**JOB**. Report every line from the material that contains the word "this".
------------------------------------------------------------------------
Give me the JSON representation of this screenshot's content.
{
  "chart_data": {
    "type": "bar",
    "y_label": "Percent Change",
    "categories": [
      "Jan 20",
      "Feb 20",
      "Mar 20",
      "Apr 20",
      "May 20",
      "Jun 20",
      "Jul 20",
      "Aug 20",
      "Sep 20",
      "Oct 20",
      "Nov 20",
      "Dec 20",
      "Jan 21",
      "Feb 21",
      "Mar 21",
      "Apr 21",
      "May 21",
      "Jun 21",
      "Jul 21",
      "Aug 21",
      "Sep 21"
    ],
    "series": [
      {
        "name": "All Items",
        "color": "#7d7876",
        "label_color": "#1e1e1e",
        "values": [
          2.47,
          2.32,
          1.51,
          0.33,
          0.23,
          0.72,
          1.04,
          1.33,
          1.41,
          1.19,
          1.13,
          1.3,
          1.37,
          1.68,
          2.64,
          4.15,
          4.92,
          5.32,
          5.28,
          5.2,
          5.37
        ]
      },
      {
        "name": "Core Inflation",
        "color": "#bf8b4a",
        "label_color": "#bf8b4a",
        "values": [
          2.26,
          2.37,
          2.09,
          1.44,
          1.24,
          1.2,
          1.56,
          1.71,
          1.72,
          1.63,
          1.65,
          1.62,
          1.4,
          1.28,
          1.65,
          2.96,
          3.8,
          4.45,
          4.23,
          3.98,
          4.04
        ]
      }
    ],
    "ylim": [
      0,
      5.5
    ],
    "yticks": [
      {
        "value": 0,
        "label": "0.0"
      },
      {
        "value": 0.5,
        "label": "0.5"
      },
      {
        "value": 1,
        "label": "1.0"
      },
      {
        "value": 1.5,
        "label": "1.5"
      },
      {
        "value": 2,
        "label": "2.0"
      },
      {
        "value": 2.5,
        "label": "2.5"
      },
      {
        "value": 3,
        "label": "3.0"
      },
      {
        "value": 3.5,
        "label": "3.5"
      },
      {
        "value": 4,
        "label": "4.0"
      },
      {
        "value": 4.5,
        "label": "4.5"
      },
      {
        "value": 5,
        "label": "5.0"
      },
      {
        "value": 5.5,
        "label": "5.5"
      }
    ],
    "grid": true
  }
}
------------------------------------------------------------------------
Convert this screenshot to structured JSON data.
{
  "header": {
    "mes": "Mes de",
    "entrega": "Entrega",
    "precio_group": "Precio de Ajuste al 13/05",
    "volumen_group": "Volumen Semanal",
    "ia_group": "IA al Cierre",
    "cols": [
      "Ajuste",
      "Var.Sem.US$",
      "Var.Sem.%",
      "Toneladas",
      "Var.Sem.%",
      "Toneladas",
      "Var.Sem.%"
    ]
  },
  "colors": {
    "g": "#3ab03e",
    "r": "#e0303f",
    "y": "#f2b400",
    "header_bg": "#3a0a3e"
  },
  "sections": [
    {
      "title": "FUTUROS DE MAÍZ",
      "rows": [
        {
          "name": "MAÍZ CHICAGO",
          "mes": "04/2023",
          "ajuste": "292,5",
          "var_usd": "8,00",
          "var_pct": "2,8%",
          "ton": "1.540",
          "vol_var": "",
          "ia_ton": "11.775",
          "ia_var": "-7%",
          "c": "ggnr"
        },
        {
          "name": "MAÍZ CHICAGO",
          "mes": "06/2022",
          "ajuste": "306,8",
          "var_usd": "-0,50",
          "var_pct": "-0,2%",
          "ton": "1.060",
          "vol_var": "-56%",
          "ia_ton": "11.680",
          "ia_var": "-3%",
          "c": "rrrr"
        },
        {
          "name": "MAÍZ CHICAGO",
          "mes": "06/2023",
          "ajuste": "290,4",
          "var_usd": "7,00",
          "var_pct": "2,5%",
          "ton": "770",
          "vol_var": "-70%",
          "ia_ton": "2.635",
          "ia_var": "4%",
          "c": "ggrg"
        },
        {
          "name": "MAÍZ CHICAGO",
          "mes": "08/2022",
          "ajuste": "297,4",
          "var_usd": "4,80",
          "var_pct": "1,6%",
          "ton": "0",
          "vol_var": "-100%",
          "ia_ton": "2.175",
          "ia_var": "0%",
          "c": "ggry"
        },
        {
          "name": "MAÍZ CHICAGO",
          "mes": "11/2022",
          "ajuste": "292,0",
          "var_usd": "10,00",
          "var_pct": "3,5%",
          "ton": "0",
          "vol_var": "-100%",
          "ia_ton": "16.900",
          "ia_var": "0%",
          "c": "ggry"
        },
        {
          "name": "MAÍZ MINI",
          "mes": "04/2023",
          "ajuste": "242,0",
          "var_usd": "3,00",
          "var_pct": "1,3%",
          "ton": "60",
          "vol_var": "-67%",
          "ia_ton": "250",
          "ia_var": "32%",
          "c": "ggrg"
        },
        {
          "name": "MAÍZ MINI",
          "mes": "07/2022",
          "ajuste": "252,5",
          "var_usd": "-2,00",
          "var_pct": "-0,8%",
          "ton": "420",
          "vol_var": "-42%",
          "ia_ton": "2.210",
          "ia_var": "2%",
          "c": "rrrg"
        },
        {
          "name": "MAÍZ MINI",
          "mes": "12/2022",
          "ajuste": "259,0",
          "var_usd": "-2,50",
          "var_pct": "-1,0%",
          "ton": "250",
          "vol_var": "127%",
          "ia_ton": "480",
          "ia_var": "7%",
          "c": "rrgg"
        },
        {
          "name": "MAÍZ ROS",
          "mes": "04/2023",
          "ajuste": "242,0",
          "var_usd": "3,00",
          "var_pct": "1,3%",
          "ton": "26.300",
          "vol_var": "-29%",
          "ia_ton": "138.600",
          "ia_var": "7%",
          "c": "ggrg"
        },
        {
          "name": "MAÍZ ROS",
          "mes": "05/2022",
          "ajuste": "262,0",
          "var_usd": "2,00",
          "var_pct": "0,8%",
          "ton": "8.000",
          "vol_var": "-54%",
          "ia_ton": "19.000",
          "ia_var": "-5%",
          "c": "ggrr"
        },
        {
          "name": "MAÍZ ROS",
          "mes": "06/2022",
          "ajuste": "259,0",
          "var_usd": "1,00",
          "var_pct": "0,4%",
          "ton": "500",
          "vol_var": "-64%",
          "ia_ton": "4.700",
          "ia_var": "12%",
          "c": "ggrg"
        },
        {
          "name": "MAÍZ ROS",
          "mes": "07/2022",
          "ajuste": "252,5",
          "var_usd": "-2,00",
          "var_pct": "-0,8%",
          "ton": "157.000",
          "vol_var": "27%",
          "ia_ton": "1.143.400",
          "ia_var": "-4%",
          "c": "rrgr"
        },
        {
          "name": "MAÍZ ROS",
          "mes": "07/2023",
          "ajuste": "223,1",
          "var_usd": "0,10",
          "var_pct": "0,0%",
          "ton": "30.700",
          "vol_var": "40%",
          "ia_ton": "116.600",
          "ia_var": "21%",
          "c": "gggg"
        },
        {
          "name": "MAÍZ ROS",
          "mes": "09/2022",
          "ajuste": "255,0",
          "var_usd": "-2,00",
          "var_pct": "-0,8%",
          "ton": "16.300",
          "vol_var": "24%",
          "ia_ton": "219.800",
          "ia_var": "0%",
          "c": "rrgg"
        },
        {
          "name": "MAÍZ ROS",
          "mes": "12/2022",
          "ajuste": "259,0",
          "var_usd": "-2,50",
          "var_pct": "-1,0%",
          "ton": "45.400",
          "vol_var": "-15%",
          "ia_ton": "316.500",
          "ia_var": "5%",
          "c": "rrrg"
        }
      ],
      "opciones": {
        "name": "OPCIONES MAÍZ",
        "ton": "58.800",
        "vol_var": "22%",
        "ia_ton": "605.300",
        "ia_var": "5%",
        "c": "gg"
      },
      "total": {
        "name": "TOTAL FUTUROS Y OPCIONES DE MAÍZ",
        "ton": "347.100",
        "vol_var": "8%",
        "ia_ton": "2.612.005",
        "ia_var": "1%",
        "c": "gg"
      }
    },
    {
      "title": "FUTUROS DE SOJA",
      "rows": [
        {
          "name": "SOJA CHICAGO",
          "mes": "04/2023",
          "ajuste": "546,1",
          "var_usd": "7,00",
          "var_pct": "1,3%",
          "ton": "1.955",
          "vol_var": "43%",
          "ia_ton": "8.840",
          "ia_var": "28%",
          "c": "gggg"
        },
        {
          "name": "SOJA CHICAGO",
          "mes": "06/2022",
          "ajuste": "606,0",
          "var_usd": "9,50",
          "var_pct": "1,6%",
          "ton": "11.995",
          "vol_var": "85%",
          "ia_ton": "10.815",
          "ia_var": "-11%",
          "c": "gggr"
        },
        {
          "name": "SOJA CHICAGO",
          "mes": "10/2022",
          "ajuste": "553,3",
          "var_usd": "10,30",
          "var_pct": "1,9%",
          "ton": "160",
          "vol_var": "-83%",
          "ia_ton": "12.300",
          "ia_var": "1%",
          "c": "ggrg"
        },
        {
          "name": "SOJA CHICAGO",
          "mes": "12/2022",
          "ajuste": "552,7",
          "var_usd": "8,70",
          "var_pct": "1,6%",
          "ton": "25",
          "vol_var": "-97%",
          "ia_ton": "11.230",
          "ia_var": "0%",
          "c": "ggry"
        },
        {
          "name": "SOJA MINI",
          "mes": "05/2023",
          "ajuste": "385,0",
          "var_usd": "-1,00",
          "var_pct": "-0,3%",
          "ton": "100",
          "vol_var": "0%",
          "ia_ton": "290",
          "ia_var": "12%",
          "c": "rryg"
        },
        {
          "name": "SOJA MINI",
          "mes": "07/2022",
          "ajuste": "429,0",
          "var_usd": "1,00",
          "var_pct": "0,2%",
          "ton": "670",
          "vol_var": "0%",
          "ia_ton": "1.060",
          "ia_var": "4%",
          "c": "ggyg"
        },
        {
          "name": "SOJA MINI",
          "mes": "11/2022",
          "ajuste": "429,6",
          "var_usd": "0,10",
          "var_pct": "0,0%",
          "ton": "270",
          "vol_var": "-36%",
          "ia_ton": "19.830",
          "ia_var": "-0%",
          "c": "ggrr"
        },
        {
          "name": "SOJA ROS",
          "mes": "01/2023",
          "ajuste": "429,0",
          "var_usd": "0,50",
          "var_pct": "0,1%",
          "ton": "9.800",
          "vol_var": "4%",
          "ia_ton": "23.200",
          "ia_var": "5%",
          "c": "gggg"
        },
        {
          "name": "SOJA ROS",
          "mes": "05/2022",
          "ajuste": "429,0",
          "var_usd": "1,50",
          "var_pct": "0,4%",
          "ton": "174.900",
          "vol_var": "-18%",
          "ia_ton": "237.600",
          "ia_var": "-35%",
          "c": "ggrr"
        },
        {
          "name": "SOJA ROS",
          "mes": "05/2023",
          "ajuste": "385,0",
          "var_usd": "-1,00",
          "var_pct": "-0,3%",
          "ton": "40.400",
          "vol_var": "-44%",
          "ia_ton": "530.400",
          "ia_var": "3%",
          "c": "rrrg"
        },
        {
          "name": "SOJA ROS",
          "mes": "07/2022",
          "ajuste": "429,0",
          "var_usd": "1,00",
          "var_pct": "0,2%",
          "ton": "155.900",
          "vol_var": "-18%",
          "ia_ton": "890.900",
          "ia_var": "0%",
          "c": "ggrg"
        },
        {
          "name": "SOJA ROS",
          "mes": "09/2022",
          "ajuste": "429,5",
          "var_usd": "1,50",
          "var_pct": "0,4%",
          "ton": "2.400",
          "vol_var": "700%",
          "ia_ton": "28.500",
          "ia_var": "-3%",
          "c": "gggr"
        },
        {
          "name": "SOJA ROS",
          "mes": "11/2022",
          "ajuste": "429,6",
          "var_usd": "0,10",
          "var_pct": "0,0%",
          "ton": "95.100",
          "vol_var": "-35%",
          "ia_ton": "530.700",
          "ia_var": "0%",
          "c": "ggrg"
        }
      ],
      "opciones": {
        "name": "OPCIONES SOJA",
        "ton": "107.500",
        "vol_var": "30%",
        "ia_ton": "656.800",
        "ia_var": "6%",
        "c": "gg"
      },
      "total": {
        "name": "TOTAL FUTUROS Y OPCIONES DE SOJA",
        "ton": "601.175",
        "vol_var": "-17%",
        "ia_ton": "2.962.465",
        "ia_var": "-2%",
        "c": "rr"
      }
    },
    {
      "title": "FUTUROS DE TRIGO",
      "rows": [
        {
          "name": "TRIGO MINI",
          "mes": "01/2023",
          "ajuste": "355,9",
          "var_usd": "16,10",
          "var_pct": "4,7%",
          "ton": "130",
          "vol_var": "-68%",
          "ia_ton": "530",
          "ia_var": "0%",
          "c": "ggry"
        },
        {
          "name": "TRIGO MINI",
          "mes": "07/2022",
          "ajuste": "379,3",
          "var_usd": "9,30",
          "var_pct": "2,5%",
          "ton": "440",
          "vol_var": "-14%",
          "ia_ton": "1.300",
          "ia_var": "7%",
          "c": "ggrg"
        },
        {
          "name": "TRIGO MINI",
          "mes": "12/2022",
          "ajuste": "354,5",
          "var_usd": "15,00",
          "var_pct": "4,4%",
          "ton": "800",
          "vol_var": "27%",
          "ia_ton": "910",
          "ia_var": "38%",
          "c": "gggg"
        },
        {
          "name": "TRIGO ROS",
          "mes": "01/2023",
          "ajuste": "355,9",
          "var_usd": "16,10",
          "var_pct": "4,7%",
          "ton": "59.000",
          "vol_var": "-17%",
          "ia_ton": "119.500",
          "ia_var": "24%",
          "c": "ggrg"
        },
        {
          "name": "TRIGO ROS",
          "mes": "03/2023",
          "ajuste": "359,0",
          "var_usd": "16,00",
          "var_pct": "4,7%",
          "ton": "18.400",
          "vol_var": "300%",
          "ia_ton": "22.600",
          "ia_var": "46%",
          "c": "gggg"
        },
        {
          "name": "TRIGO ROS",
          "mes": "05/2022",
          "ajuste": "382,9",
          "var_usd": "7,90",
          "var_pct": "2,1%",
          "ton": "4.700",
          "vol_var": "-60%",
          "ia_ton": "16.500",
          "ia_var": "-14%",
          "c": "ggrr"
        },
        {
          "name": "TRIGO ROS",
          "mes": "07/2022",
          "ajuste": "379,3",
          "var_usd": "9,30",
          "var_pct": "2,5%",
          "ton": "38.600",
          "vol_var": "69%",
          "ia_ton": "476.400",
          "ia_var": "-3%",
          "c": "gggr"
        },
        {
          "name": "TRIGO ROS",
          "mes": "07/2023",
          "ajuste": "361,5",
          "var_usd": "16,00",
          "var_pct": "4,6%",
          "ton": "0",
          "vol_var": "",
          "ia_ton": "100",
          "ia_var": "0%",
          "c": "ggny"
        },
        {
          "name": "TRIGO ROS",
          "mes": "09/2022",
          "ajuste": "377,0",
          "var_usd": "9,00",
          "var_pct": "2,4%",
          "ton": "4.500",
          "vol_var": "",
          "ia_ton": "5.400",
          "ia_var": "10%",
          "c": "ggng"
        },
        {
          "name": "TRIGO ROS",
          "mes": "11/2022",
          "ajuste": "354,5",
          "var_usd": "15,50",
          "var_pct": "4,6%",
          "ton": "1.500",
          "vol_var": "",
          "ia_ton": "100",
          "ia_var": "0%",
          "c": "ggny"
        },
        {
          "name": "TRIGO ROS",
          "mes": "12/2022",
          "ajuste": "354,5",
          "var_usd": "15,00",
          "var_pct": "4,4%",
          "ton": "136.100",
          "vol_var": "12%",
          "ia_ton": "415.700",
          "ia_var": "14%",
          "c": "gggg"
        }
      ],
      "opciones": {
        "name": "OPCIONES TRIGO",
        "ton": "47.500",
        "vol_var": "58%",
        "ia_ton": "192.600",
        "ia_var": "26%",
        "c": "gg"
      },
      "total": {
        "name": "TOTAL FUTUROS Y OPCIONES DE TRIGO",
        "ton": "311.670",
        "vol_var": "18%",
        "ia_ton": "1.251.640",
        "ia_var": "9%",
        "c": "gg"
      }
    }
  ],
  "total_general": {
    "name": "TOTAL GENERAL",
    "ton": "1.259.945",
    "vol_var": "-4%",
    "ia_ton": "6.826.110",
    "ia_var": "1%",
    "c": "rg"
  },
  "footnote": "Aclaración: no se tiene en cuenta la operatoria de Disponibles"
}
------------------------------------------------------------------------
**RESULT OF THE EXERCISE**.
Give me the JSON representation of this screenshot's content.
Convert this screenshot to structured JSON data.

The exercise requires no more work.